### PROBLEM STATEMENT
Could you print every record below exactly as it appears?

Data entries for graphics:
--*--

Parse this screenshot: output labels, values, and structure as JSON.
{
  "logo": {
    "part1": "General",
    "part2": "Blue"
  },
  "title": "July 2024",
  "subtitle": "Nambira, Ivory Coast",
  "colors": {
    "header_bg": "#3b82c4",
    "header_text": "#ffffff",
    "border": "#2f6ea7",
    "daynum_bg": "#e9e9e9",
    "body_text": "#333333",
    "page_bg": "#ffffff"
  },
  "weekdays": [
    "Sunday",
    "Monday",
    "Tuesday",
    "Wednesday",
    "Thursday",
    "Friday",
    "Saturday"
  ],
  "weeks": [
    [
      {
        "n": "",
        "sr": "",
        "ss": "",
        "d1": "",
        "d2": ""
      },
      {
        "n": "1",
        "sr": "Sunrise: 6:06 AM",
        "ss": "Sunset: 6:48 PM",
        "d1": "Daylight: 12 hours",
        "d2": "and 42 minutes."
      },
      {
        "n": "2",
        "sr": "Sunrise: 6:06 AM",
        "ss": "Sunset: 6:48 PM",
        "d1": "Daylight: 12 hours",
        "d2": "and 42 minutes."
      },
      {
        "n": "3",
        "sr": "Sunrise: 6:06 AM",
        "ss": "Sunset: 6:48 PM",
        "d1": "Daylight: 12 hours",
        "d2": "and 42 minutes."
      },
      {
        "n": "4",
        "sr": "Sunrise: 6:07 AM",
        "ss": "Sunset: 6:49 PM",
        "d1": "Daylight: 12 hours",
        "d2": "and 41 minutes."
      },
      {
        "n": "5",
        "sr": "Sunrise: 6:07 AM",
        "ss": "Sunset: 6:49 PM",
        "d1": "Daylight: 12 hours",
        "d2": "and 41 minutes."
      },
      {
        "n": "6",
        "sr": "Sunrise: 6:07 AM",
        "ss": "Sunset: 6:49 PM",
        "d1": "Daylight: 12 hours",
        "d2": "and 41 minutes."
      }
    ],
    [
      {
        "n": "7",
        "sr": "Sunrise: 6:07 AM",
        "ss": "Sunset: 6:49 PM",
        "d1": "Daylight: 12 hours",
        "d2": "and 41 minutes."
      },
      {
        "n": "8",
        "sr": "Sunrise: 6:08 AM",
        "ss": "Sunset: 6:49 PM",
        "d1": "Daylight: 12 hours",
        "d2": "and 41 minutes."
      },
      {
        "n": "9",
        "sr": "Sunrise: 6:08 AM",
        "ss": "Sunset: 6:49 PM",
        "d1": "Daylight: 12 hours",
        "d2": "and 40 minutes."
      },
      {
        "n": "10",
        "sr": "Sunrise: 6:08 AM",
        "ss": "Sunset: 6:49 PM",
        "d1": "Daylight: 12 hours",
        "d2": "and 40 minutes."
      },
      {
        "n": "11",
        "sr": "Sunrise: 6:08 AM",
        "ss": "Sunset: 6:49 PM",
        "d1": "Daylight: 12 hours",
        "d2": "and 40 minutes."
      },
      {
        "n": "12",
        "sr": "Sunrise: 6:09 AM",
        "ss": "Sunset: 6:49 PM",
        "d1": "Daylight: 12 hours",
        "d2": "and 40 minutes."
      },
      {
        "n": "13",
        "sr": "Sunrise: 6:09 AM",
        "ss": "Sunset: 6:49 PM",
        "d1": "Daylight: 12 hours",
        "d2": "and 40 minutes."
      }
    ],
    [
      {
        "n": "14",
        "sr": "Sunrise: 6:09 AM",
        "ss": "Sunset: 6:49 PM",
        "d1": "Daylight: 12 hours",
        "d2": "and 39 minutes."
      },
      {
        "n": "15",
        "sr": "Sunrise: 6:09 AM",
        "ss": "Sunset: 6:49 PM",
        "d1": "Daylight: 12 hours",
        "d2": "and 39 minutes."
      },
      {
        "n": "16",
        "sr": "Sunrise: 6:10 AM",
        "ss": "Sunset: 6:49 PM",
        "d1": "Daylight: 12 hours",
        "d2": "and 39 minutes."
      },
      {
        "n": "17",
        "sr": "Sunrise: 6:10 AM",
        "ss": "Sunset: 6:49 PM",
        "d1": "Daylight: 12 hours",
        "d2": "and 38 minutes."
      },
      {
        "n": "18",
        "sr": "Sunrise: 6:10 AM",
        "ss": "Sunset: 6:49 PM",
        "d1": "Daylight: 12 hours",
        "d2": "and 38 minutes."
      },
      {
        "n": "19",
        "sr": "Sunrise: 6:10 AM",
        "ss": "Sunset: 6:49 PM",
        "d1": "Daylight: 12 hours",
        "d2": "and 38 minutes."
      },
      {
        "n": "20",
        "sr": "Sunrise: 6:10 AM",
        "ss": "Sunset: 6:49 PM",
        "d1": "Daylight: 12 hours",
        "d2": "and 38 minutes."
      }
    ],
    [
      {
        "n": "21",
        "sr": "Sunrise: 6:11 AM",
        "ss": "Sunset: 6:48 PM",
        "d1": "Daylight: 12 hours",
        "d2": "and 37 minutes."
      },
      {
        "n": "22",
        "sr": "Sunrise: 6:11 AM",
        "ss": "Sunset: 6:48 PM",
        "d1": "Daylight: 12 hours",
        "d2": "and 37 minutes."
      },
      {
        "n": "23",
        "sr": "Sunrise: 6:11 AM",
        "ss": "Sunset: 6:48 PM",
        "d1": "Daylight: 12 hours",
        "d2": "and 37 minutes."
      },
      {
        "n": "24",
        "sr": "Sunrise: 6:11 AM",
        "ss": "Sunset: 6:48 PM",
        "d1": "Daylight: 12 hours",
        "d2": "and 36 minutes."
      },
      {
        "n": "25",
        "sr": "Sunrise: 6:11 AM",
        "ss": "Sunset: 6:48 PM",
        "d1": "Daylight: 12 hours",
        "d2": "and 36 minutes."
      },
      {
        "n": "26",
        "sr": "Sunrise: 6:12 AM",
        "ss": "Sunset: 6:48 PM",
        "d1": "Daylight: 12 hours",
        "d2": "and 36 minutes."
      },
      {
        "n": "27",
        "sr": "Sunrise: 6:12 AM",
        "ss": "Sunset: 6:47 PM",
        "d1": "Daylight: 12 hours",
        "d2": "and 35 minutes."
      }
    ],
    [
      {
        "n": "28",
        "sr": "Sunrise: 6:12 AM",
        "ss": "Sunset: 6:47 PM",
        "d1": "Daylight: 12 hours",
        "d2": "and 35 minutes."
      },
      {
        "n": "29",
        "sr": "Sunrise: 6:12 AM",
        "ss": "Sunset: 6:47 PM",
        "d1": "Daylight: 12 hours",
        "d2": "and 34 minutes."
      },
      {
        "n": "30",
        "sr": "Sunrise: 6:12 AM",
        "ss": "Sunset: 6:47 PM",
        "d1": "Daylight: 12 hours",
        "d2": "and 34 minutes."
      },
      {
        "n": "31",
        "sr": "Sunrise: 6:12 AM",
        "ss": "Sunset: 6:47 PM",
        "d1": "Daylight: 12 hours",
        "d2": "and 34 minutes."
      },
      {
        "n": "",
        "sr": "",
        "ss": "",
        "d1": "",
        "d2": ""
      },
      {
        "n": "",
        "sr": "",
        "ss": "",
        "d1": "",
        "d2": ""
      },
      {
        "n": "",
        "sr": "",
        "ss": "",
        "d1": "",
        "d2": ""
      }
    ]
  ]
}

--*--

### WORKED ANSWER
Parse this screenshot: output labels, values, and structure as JSON.
{
  "logo": {
    "part1": "General",
    "part2": "Blue"
  },
  "title": "July 2024",
  "subtitle": "Nambira, Ivory Coast",
  "colors": {
    "header_bg": "#3b82c4",
    "header_text": "#ffffff",
    "border": "#2f6ea7",
    "daynum_bg": "#e9e9e9",
    "body_text": "#333333",
    "page_bg": "#ffffff"
  },
  "weekdays": [
    "Sunday",
    "Monday",
    "Tuesday",
    "Wednesday",
    "Thursday",
    "Friday",
    "Saturday"
  ],
  "weeks": [
    [
      {
        "n": "",
        "sr": "",
        "ss": "",
        "d1": "",
        "d2": ""
      },
      {
        "n": "1",
        "sr": "Sunrise: 6:06 AM",
        "ss": "Sunset: 6:48 PM",
        "d1": "Daylight: 12 hours",
        "d2": "and 42 minutes."
      },
      {
        "n": "2",
        "sr": "Sunrise: 6:06 AM",
        "ss": "Sunset: 6:48 PM",
        "d1": "Daylight: 12 hours",
        "d2": "and 42 minutes."
      },
      {
        "n": "3",
        "sr": "Sunrise: 6:06 AM",
        "ss": "Sunset: 6:48 PM",
        "d1": "Daylight: 12 hours",
        "d2": "and 42 minutes."
      },
      {
        "n": "4",
        "sr": "Sunrise: 6:07 AM",
        "ss": "Sunset: 6:49 PM",
        "d1": "Daylight: 12 hours",
        "d2": "and 41 minutes."
      },
      {
        "n": "5",
        "sr": "Sunrise: 6:07 AM",
        "ss": "Sunset: 6:49 PM",
        "d1": "Daylight: 12 hours",
        "d2": "and 41 minutes."
      },
      {
        "n": "6",
        "sr": "Sunrise: 6:07 AM",
        "ss": "Sunset: 6:49 PM",
        "d1": "Daylight: 12 hours",
        "d2": "and 41 minutes."
      }
    ],
    [
      {
        "n": "7",
        "sr": "Sunrise: 6:07 AM",
        "ss": "Sunset: 6:49 PM",
        "d1": "Daylight: 12 hours",
        "d2": "and 41 minutes."
      },
      {
        "n": "8",
        "sr": "Sunrise: 6:08 AM",
        "ss": "Sunset: 6:49 PM",
        "d1": "Daylight: 12 hours",
        "d2": "and 41 minutes."
      },
      {
        "n": "9",
        "sr": "Sunrise: 6:08 AM",
        "ss": "Sunset: 6:49 PM",
        "d1": "Daylight: 12 hours",
        "d2": "and 40 minutes."
      },
      {
        "n": "10",
        "sr": "Sunrise: 6:08 AM",
        "ss": "Sunset: 6:49 PM",
        "d1": "Daylight: 12 hours",
        "d2": "and 40 minutes."
      },
      {
        "n": "11",
        "sr": "Sunrise: 6:08 AM",
        "ss": "Sunset: 6:49 PM",
        "d1": "Daylight: 12 hours",
        "d2": "and 40 minutes."
      },
      {
        "n": "12",
        "sr": "Sunrise: 6:09 AM",
        "ss": "Sunset: 6:49 PM",
        "d1": "Daylight: 12 hours",
        "d2": "and 40 minutes."
      },
      {
        "n": "13",
        "sr": "Sunrise: 6:09 AM",
        "ss": "Sunset: 6:49 PM",
        "d1": "Daylight: 12 hours",
        "d2": "and 40 minutes."
      }
    ],
    [
      {
        "n": "14",
        "sr": "Sunrise: 6:09 AM",
        "ss": "Sunset: 6:49 PM",
        "d1": "Daylight: 12 hours",
        "d2": "and 39 minutes."
      },
      {
        "n": "15",
        "sr": "Sunrise: 6:09 AM",
        "ss": "Sunset: 6:49 PM",
        "d1": "Daylight: 12 hours",
        "d2": "and 39 minutes."
      },
      {
        "n": "16",
        "sr": "Sunrise: 6:10 AM",
        "ss": "Sunset: 6:49 PM",
        "d1": "Daylight: 12 hours",
        "d2": "and 39 minutes."
      },
      {
        "n": "17",
        "sr": "Sunrise: 6:10 AM",
        "ss": "Sunset: 6:49 PM",
        "d1": "Daylight: 12 hours",
        "d2": "and 38 minutes."
      },
      {
        "n": "18",
        "sr": "Sunrise: 6:10 AM",
        "ss": "Sunset: 6:49 PM",
        "d1": "Daylight: 12 hours",
        "d2": "and 38 minutes."
      },
      {
        "n": "19",
        "sr": "Sunrise: 6:10 AM",
        "ss": "Sunset: 6:49 PM",
        "d1": "Daylight: 12 hours",
        "d2": "and 38 minutes."
      },
      {
        "n": "20",
        "sr": "Sunrise: 6:10 AM",
        "ss": "Sunset: 6:49 PM",
        "d1": "Daylight: 12 hours",
        "d2": "and 38 minutes."
      }
    ],
    [
      {
        "n": "21",
        "sr": "Sunrise: 6:11 AM",
        "ss": "Sunset: 6:48 PM",
        "d1": "Daylight: 12 hours",
        "d2": "and 37 minutes."
      },
      {
        "n": "22",
        "sr": "Sunrise: 6:11 AM",
        "ss": "Sunset: 6:48 PM",
        "d1": "Daylight: 12 hours",
        "d2": "and 37 minutes."
      },
      {
        "n": "23",
        "sr": "Sunrise: 6:11 AM",
        "ss": "Sunset: 6:48 PM",
        "d1": "Daylight: 12 hours",
        "d2": "and 37 minutes."
      },
      {
        "n": "24",
        "sr": "Sunrise: 6:11 AM",
        "ss": "Sunset: 6:48 PM",
        "d1": "Daylight: 12 hours",
        "d2": "and 36 minutes."
      },
      {
        "n": "25",
        "sr": "Sunrise: 6:11 AM",
        "ss": "Sunset: 6:48 PM",
        "d1": "Daylight: 12 hours",
        "d2": "and 36 minutes."
      },
      {
        "n": "26",
        "sr": "Sunrise: 6:12 AM",
        "ss": "Sunset: 6:48 PM",
        "d1": "Daylight: 12 hours",
        "d2": "and 36 minutes."
      },
      {
        "n": "27",
        "sr": "Sunrise: 6:12 AM",
        "ss": "Sunset: 6:47 PM",
        "d1": "Daylight: 12 hours",
        "d2": "and 35 minutes."
      }
    ],
    [
      {
        "n": "28",
        "sr": "Sunrise: 6:12 AM",
        "ss": "Sunset: 6:47 PM",
        "d1": "Daylight: 12 hours",
        "d2": "and 35 minutes."
      },
      {
        "n": "29",
        "sr": "Sunrise: 6:12 AM",
        "ss": "Sunset: 6:47 PM",
        "d1": "Daylight: 12 hours",
        "d2": "and 34 minutes."
      },
      {
        "n": "30",
        "sr": "Sunrise: 6:12 AM",
        "ss": "Sunset: 6:47 PM",
        "d1": "Daylight: 12 hours",
        "d2": "and 34 minutes."
      },
      {
        "n": "31",
        "sr": "Sunrise: 6:12 AM",
        "ss": "Sunset: 6:47 PM",
        "d1": "Daylight: 12 hours",
        "d2": "and 34 minutes."
      },
      {
        "n": "",
        "sr": "",
        "ss": "",
        "d1": "",
        "d2": ""
      },
      {
        "n": "",
        "sr": "",
        "ss": "",
        "d1": "",
        "d2": ""
      },
      {
        "n": "",
        "sr": "",
        "ss": "",
        "d1": "",
        "d2": ""
      }
    ]
  ]
}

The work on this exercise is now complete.